▸ **Recorded data**:
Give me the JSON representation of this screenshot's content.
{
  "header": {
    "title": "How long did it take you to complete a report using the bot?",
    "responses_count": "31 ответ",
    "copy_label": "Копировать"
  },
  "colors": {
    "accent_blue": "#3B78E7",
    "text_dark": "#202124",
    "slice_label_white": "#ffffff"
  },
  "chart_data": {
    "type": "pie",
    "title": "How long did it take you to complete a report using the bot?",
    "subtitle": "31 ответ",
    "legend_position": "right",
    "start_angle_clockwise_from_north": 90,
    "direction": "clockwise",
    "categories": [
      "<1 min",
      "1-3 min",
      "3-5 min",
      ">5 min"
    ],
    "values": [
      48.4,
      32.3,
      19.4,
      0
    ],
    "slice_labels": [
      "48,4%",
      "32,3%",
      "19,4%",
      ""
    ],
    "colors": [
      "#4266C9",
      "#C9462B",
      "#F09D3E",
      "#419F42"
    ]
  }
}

▸ **Work to do**:
Quote the whole listing above, leaving nothing out.

▸ **Solution for this exercise**:
Give me the JSON representation of this screenshot's content.
{
  "header": {
    "title": "How long did it take you to complete a report using the bot?",
    "responses_count": "31 ответ",
    "copy_label": "Копировать"
  },
  "colors": {
    "accent_blue": "#3B78E7",
    "text_dark": "#202124",
    "slice_label_white": "#ffffff"
  },
  "chart_data": {
    "type": "pie",
    "title": "How long did it take you to complete a report using the bot?",
    "subtitle": "31 ответ",
    "legend_position": "right",
    "start_angle_clockwise_from_north": 90,
    "direction": "clockwise",
    "categories": [
      "<1 min",
      "1-3 min",
      "3-5 min",
      ">5 min"
    ],
    "values": [
      48.4,
      32.3,
      19.4,
      0
    ],
    "slice_labels": [
      "48,4%",
      "32,3%",
      "19,4%",
      ""
    ],
    "colors": [
      "#4266C9",
      "#C9462B",
      "#F09D3E",
      "#419F42"
    ]
  }
}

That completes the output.